Objective: Give an exact copy of every line, leaving images out.

Dataset entries:
################

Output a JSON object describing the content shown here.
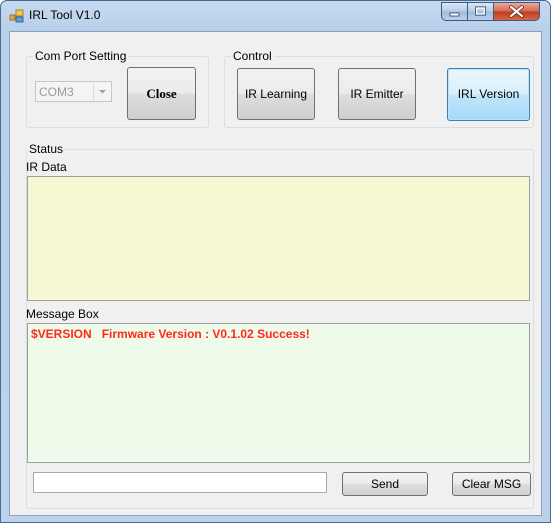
{
  "window": {
    "title": "IRL Tool V1.0"
  },
  "com_port": {
    "legend": "Com Port Setting",
    "port_value": "COM3",
    "close_label": "Close"
  },
  "control": {
    "legend": "Control",
    "ir_learning_label": "IR Learning",
    "ir_emitter_label": "IR Emitter",
    "irl_version_label": "IRL Version"
  },
  "status": {
    "legend": "Status",
    "ir_data_label": "IR Data",
    "ir_data_text": "",
    "message_box_label": "Message Box",
    "message_text": "$VERSION   Firmware Version : V0.1.02 Success!"
  },
  "bottom": {
    "send_input_value": "",
    "send_label": "Send",
    "clear_label": "Clear MSG"
  },
  "colors": {
    "ir_data_bg": "#f8f7d4",
    "message_bg": "#eefbea",
    "message_text": "#ff2a1a"
  }
}
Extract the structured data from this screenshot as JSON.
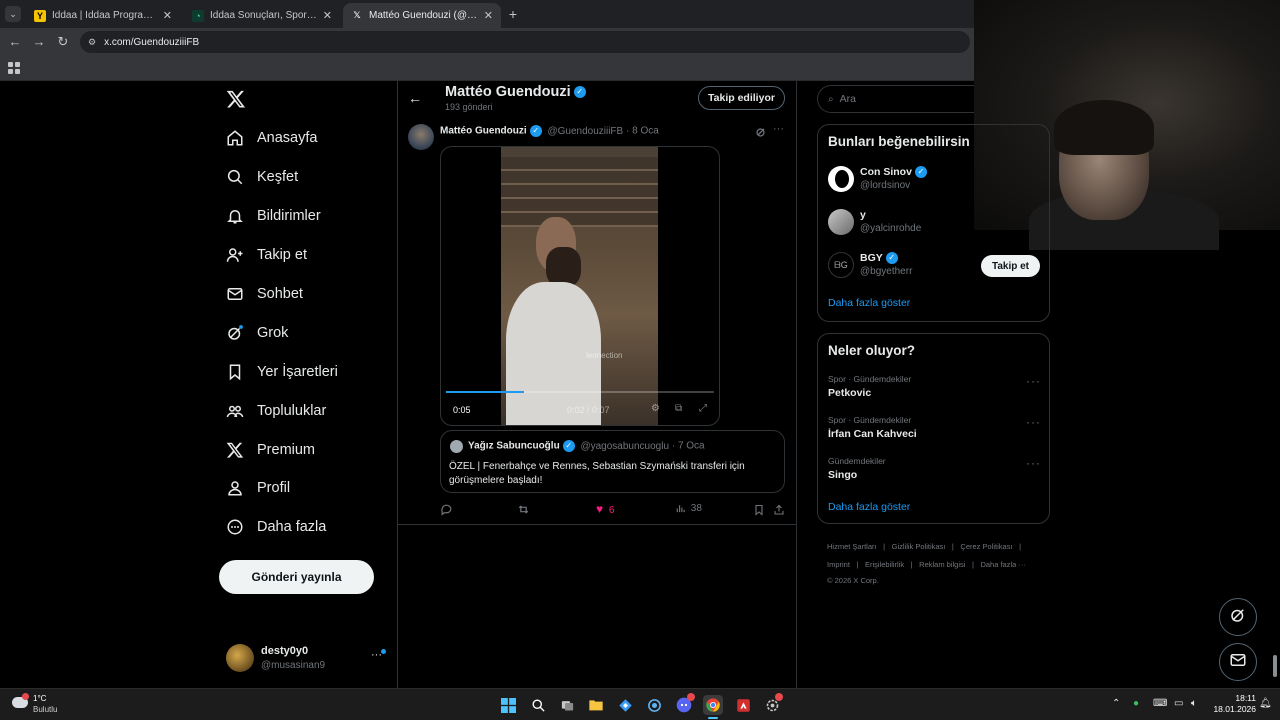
{
  "browser": {
    "tabs": [
      {
        "title": "İddaa | İddaa Programı | Canlı İ",
        "icon": "iddaa-favicon",
        "active": false
      },
      {
        "title": "İddaa Sonuçları, Spor Toto Süpe",
        "icon": "sonuclar-favicon",
        "active": false
      },
      {
        "title": "Mattéo Guendouzi (@Guen",
        "icon": "x-favicon",
        "active": true
      }
    ],
    "url": "x.com/GuendouziiiFB"
  },
  "sidebar": {
    "items": [
      {
        "label": "Anasayfa",
        "icon": "home-icon"
      },
      {
        "label": "Keşfet",
        "icon": "search-icon"
      },
      {
        "label": "Bildirimler",
        "icon": "bell-icon"
      },
      {
        "label": "Takip et",
        "icon": "follow-icon"
      },
      {
        "label": "Sohbet",
        "icon": "mail-icon"
      },
      {
        "label": "Grok",
        "icon": "grok-icon"
      },
      {
        "label": "Yer İşaretleri",
        "icon": "bookmark-icon"
      },
      {
        "label": "Topluluklar",
        "icon": "communities-icon"
      },
      {
        "label": "Premium",
        "icon": "x-logo-icon"
      },
      {
        "label": "Profil",
        "icon": "profile-icon"
      },
      {
        "label": "Daha fazla",
        "icon": "more-circle-icon"
      }
    ],
    "post_button": "Gönderi yayınla",
    "account": {
      "name": "desty0y0",
      "handle": "@musasinan9"
    }
  },
  "profile_header": {
    "name": "Mattéo Guendouzi",
    "post_count": "193 gönderi",
    "follow_button": "Takip ediliyor"
  },
  "post": {
    "author": "Mattéo Guendouzi",
    "handle": "@GuendouziiiFB",
    "date": "8 Oca",
    "video": {
      "elapsed": "0:05",
      "time_display": "0:02 / 0:07",
      "watermark": "leonection"
    },
    "quoted": {
      "author": "Yağız Sabuncuoğlu",
      "handle": "@yagosabuncuoglu",
      "date": "7 Oca",
      "text": "ÖZEL | Fenerbahçe ve Rennes, Sebastian Szymański transferi için görüşmelere başladı!"
    },
    "actions": {
      "likes": "6",
      "views": "38"
    }
  },
  "right": {
    "search_placeholder": "Ara",
    "suggestions": {
      "title": "Bunları beğenebilirsin",
      "accounts": [
        {
          "name": "Con Sinov",
          "handle": "@lordsinov",
          "verified": true
        },
        {
          "name": "y",
          "handle": "@yalcinrohde",
          "verified": false
        },
        {
          "name": "BGY",
          "handle": "@bgyetherr",
          "verified": true
        }
      ],
      "follow_label": "Takip et",
      "show_more": "Daha fazla göster"
    },
    "trends": {
      "title": "Neler oluyor?",
      "items": [
        {
          "meta": "Spor · Gündemdekiler",
          "name": "Petkovic"
        },
        {
          "meta": "Spor · Gündemdekiler",
          "name": "İrfan Can Kahveci"
        },
        {
          "meta": "Gündemdekiler",
          "name": "Singo"
        }
      ],
      "show_more": "Daha fazla göster"
    },
    "footer": {
      "links": [
        "Hizmet Şartları",
        "Gizlilik Politikası",
        "Çerez Politikası",
        "Imprint",
        "Erişilebilirlik",
        "Reklam bilgisi",
        "Daha fazla ···"
      ],
      "copyright": "© 2026 X Corp."
    }
  },
  "taskbar": {
    "weather_temp": "1°C",
    "weather_desc": "Bulutlu",
    "time": "18:11",
    "date": "18.01.2026"
  },
  "colors": {
    "accent": "#1d9bf0",
    "like": "#f91880",
    "background": "#000000"
  }
}
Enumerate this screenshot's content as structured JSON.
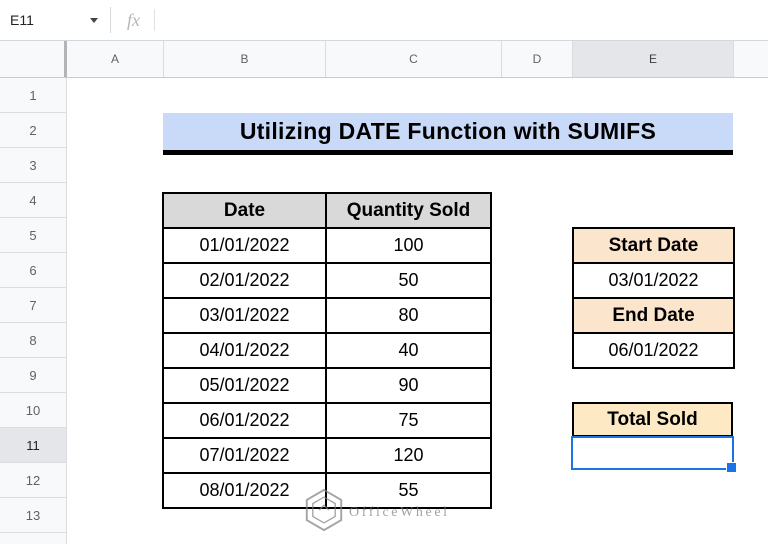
{
  "formula_bar": {
    "cell_reference": "E11",
    "fx_label": "fx",
    "formula_value": ""
  },
  "columns": {
    "headers": [
      "A",
      "B",
      "C",
      "D",
      "E"
    ],
    "selected": "E"
  },
  "rows": {
    "headers": [
      "1",
      "2",
      "3",
      "4",
      "5",
      "6",
      "7",
      "8",
      "9",
      "10",
      "11",
      "12",
      "13"
    ],
    "selected": "11"
  },
  "title": {
    "text": "Utilizing DATE Function with SUMIFS"
  },
  "sales_table": {
    "col_headers": [
      "Date",
      "Quantity Sold"
    ],
    "rows": [
      [
        "01/01/2022",
        "100"
      ],
      [
        "02/01/2022",
        "50"
      ],
      [
        "03/01/2022",
        "80"
      ],
      [
        "04/01/2022",
        "40"
      ],
      [
        "05/01/2022",
        "90"
      ],
      [
        "06/01/2022",
        "75"
      ],
      [
        "07/01/2022",
        "120"
      ],
      [
        "08/01/2022",
        "55"
      ]
    ]
  },
  "criteria": {
    "start_label": "Start Date",
    "start_value": "03/01/2022",
    "end_label": "End Date",
    "end_value": "06/01/2022"
  },
  "result": {
    "label": "Total Sold",
    "value": ""
  },
  "selection": {
    "active_cell": "E11"
  },
  "watermark": {
    "text": "OfficeWheel"
  },
  "colors": {
    "title_bg": "#c9daf8",
    "table_header_bg": "#d9d9d9",
    "criteria_label_bg": "#fce5cd",
    "result_label_bg": "#fde9c4",
    "selection_blue": "#1a73e8",
    "header_strip_bg": "#f8f9fa",
    "selected_header_bg": "#e4e6e9"
  }
}
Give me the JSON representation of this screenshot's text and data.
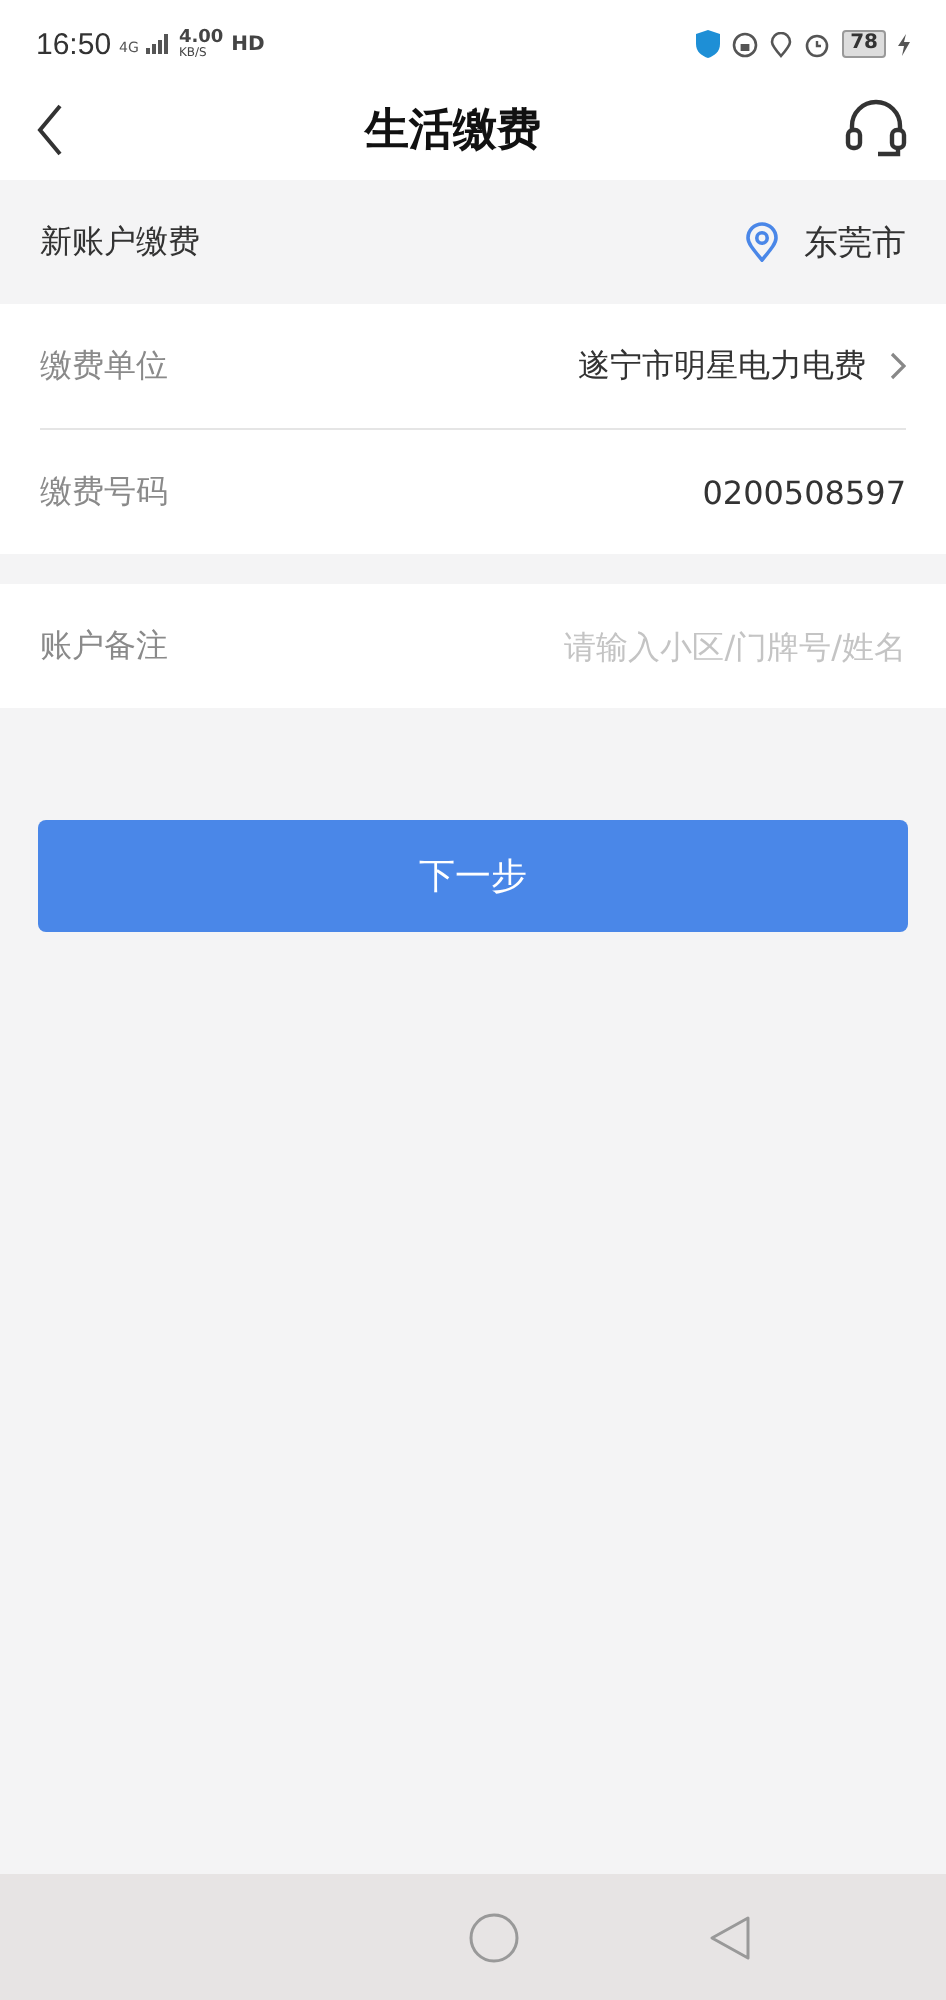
{
  "status_bar": {
    "time": "16:50",
    "network": "4G",
    "speed": "4.00",
    "speed_unit": "KB/S",
    "hd": "HD",
    "battery": "78"
  },
  "header": {
    "title": "生活缴费"
  },
  "section": {
    "title": "新账户缴费",
    "city": "东莞市"
  },
  "fields": [
    {
      "kind": "select",
      "label": "缴费单位",
      "value": "遂宁市明星电力电费"
    },
    {
      "kind": "text",
      "label": "缴费号码",
      "value": "0200508597"
    }
  ],
  "remark": {
    "label": "账户备注",
    "placeholder": "请输入小区/门牌号/姓名"
  },
  "next_button": "下一步"
}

################

Response for this exercise:
Output a JSON object describing the content shown here.
{
  "window": {
    "title": "IRL Tool V1.0"
  },
  "com_port": {
    "legend": "Com Port Setting",
    "port_value": "COM3",
    "close_label": "Close"
  },
  "control": {
    "legend": "Control",
    "ir_learning_label": "IR Learning",
    "ir_emitter_label": "IR Emitter",
    "irl_version_label": "IRL Version"
  },
  "status": {
    "legend": "Status",
    "ir_data_label": "IR Data",
    "ir_data_text": "",
    "message_box_label": "Message Box",
    "message_text": "$VERSION   Firmware Version : V0.1.02 Success!"
  },
  "bottom": {
    "send_input_value": "",
    "send_label": "Send",
    "clear_label": "Clear MSG"
  },
  "colors": {
    "ir_data_bg": "#f8f7d4",
    "message_bg": "#eefbea",
    "message_text": "#ff2a1a"
  }
}
Extract the structured data from this screenshot as JSON.
{
  "browser": {
    "tabs": [
      {
        "title": "İddaa | İddaa Programı | Canlı İ",
        "icon": "iddaa-favicon",
        "active": false
      },
      {
        "title": "İddaa Sonuçları, Spor Toto Süpe",
        "icon": "sonuclar-favicon",
        "active": false
      },
      {
        "title": "Mattéo Guendouzi (@Guen",
        "icon": "x-favicon",
        "active": true
      }
    ],
    "url": "x.com/GuendouziiiFB"
  },
  "sidebar": {
    "items": [
      {
        "label": "Anasayfa",
        "icon": "home-icon"
      },
      {
        "label": "Keşfet",
        "icon": "search-icon"
      },
      {
        "label": "Bildirimler",
        "icon": "bell-icon"
      },
      {
        "label": "Takip et",
        "icon": "follow-icon"
      },
      {
        "label": "Sohbet",
        "icon": "mail-icon"
      },
      {
        "label": "Grok",
        "icon": "grok-icon"
      },
      {
        "label": "Yer İşaretleri",
        "icon": "bookmark-icon"
      },
      {
        "label": "Topluluklar",
        "icon": "communities-icon"
      },
      {
        "label": "Premium",
        "icon": "x-logo-icon"
      },
      {
        "label": "Profil",
        "icon": "profile-icon"
      },
      {
        "label": "Daha fazla",
        "icon": "more-circle-icon"
      }
    ],
    "post_button": "Gönderi yayınla",
    "account": {
      "name": "desty0y0",
      "handle": "@musasinan9"
    }
  },
  "profile_header": {
    "name": "Mattéo Guendouzi",
    "post_count": "193 gönderi",
    "follow_button": "Takip ediliyor"
  },
  "post": {
    "author": "Mattéo Guendouzi",
    "handle": "@GuendouziiiFB",
    "date": "8 Oca",
    "video": {
      "elapsed": "0:05",
      "time_display": "0:02 / 0:07",
      "watermark": "leonection"
    },
    "quoted": {
      "author": "Yağız Sabuncuoğlu",
      "handle": "@yagosabuncuoglu",
      "date": "7 Oca",
      "text": "ÖZEL | Fenerbahçe ve Rennes, Sebastian Szymański transferi için görüşmelere başladı!"
    },
    "actions": {
      "likes": "6",
      "views": "38"
    }
  },
  "right": {
    "search_placeholder": "Ara",
    "suggestions": {
      "title": "Bunları beğenebilirsin",
      "accounts": [
        {
          "name": "Con Sinov",
          "handle": "@lordsinov",
          "verified": true
        },
        {
          "name": "y",
          "handle": "@yalcinrohde",
          "verified": false
        },
        {
          "name": "BGY",
          "handle": "@bgyetherr",
          "verified": true
        }
      ],
      "follow_label": "Takip et",
      "show_more": "Daha fazla göster"
    },
    "trends": {
      "title": "Neler oluyor?",
      "items": [
        {
          "meta": "Spor · Gündemdekiler",
          "name": "Petkovic"
        },
        {
          "meta": "Spor · Gündemdekiler",
          "name": "İrfan Can Kahveci"
        },
        {
          "meta": "Gündemdekiler",
          "name": "Singo"
        }
      ],
      "show_more": "Daha fazla göster"
    },
    "footer": {
      "links": [
        "Hizmet Şartları",
        "Gizlilik Politikası",
        "Çerez Politikası",
        "Imprint",
        "Erişilebilirlik",
        "Reklam bilgisi",
        "Daha fazla ···"
      ],
      "copyright": "© 2026 X Corp."
    }
  },
  "taskbar": {
    "weather_temp": "1°C",
    "weather_desc": "Bulutlu",
    "time": "18:11",
    "date": "18.01.2026"
  },
  "colors": {
    "accent": "#1d9bf0",
    "like": "#f91880",
    "background": "#000000"
  }
}
Enumerate this screenshot's content as structured JSON.
{
  "formula_bar": {
    "cell_reference": "E11",
    "fx_label": "fx",
    "formula_value": ""
  },
  "columns": {
    "headers": [
      "A",
      "B",
      "C",
      "D",
      "E"
    ],
    "selected": "E"
  },
  "rows": {
    "headers": [
      "1",
      "2",
      "3",
      "4",
      "5",
      "6",
      "7",
      "8",
      "9",
      "10",
      "11",
      "12",
      "13"
    ],
    "selected": "11"
  },
  "title": {
    "text": "Utilizing DATE Function with SUMIFS"
  },
  "sales_table": {
    "col_headers": [
      "Date",
      "Quantity Sold"
    ],
    "rows": [
      [
        "01/01/2022",
        "100"
      ],
      [
        "02/01/2022",
        "50"
      ],
      [
        "03/01/2022",
        "80"
      ],
      [
        "04/01/2022",
        "40"
      ],
      [
        "05/01/2022",
        "90"
      ],
      [
        "06/01/2022",
        "75"
      ],
      [
        "07/01/2022",
        "120"
      ],
      [
        "08/01/2022",
        "55"
      ]
    ]
  },
  "criteria": {
    "start_label": "Start Date",
    "start_value": "03/01/2022",
    "end_label": "End Date",
    "end_value": "06/01/2022"
  },
  "result": {
    "label": "Total Sold",
    "value": ""
  },
  "selection": {
    "active_cell": "E11"
  },
  "watermark": {
    "text": "OfficeWheel"
  },
  "colors": {
    "title_bg": "#c9daf8",
    "table_header_bg": "#d9d9d9",
    "criteria_label_bg": "#fce5cd",
    "result_label_bg": "#fde9c4",
    "selection_blue": "#1a73e8",
    "header_strip_bg": "#f8f9fa",
    "selected_header_bg": "#e4e6e9"
  }
}
Give me the JSON representation of this screenshot's text and data.
{
  "status_bar": {
    "time": "16:50",
    "network": "4G",
    "speed": "4.00",
    "speed_unit": "KB/S",
    "hd": "HD",
    "battery": "78"
  },
  "header": {
    "title": "生活缴费"
  },
  "section": {
    "title": "新账户缴费",
    "city": "东莞市"
  },
  "fields": [
    {
      "kind": "select",
      "label": "缴费单位",
      "value": "遂宁市明星电力电费"
    },
    {
      "kind": "text",
      "label": "缴费号码",
      "value": "0200508597"
    }
  ],
  "remark": {
    "label": "账户备注",
    "placeholder": "请输入小区/门牌号/姓名"
  },
  "next_button": "下一步"
}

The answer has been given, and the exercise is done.